Exercise description
Please copy every line of the records below that holds the word "this".

Information provided
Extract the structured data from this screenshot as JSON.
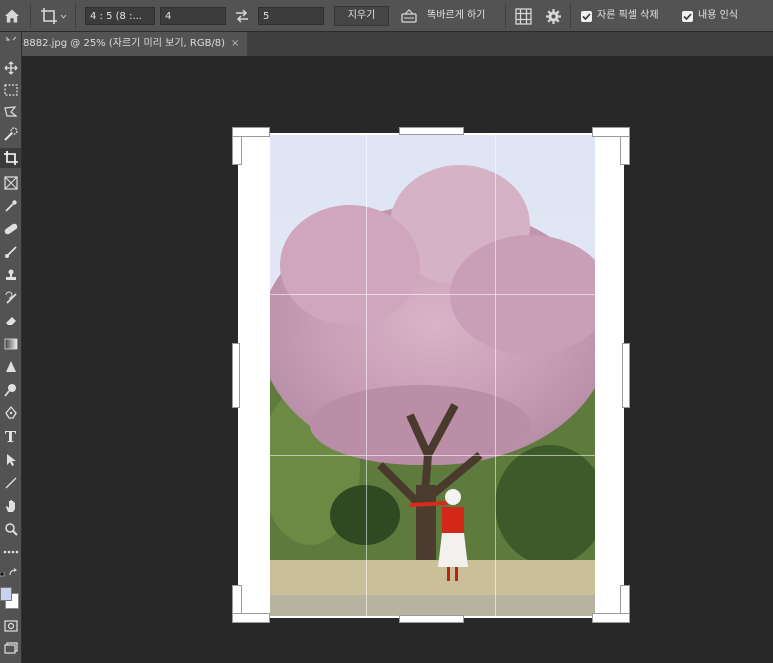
{
  "options_bar": {
    "ratio_select": "4 : 5 (8 :...",
    "width_value": "4",
    "height_value": "5",
    "clear_button": "지우기",
    "straighten_label": "똑바르게 하기",
    "delete_cropped_label": "자른 픽셀 삭제",
    "content_aware_label": "내용 인식",
    "delete_cropped_checked": true,
    "content_aware_checked": true
  },
  "document_tab": {
    "title": "8882.jpg @ 25% (자르기 미리 보기, RGB/8)",
    "close": "×"
  },
  "toolbar": {
    "active_tool": "crop-tool",
    "type_tool_glyph": "T",
    "foreground_color": "#c8d4ef",
    "background_color": "#ffffff"
  },
  "colors": {
    "ui_panel": "#535353",
    "workspace": "#282828",
    "crop_border": "#ffffff"
  }
}
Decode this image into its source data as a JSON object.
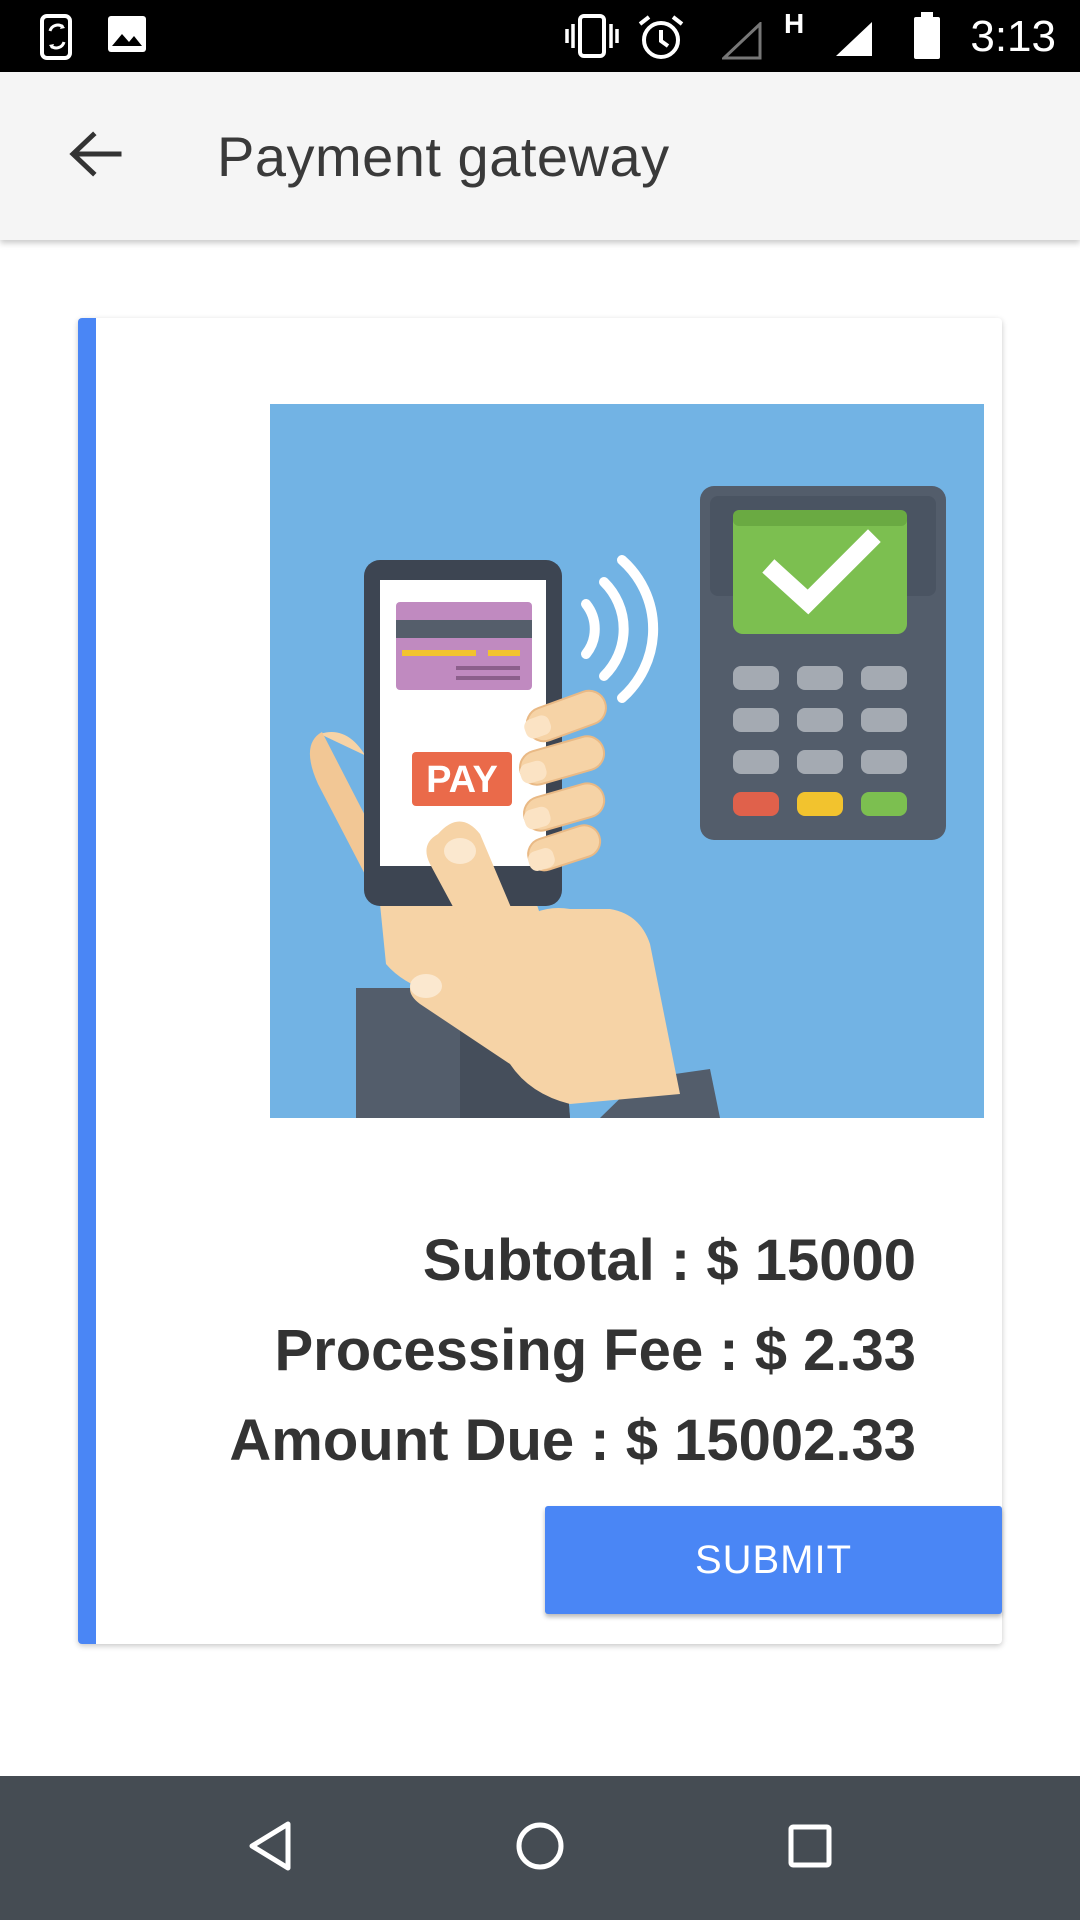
{
  "status_bar": {
    "time": "3:13",
    "network_label": "H",
    "icons": [
      "screen-rotation-icon",
      "image-icon",
      "vibrate-icon",
      "alarm-icon",
      "no-signal-icon",
      "signal-icon",
      "battery-icon"
    ]
  },
  "app_bar": {
    "title": "Payment gateway",
    "back_icon": "arrow-back-icon"
  },
  "card": {
    "accent_color": "#4a86f5",
    "illustration": {
      "icon": "mobile-payment-illustration",
      "phone_button_label": "PAY"
    },
    "summary": {
      "subtotal": "Subtotal : $ 15000",
      "processing_fee": "Processing Fee : $ 2.33",
      "amount_due": "Amount Due : $ 15002.33"
    },
    "submit_label": "SUBMIT"
  },
  "nav_bar": {
    "icons": [
      "nav-back-icon",
      "nav-home-icon",
      "nav-recents-icon"
    ]
  },
  "colors": {
    "status_bar": "#000000",
    "app_bar": "#f5f5f5",
    "accent": "#4a86f5",
    "nav_bar": "#454c53",
    "illustration_bg": "#72b3e4"
  }
}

Response
Extract the structured data from this screenshot as JSON.
Decode this image into its source data as a JSON object.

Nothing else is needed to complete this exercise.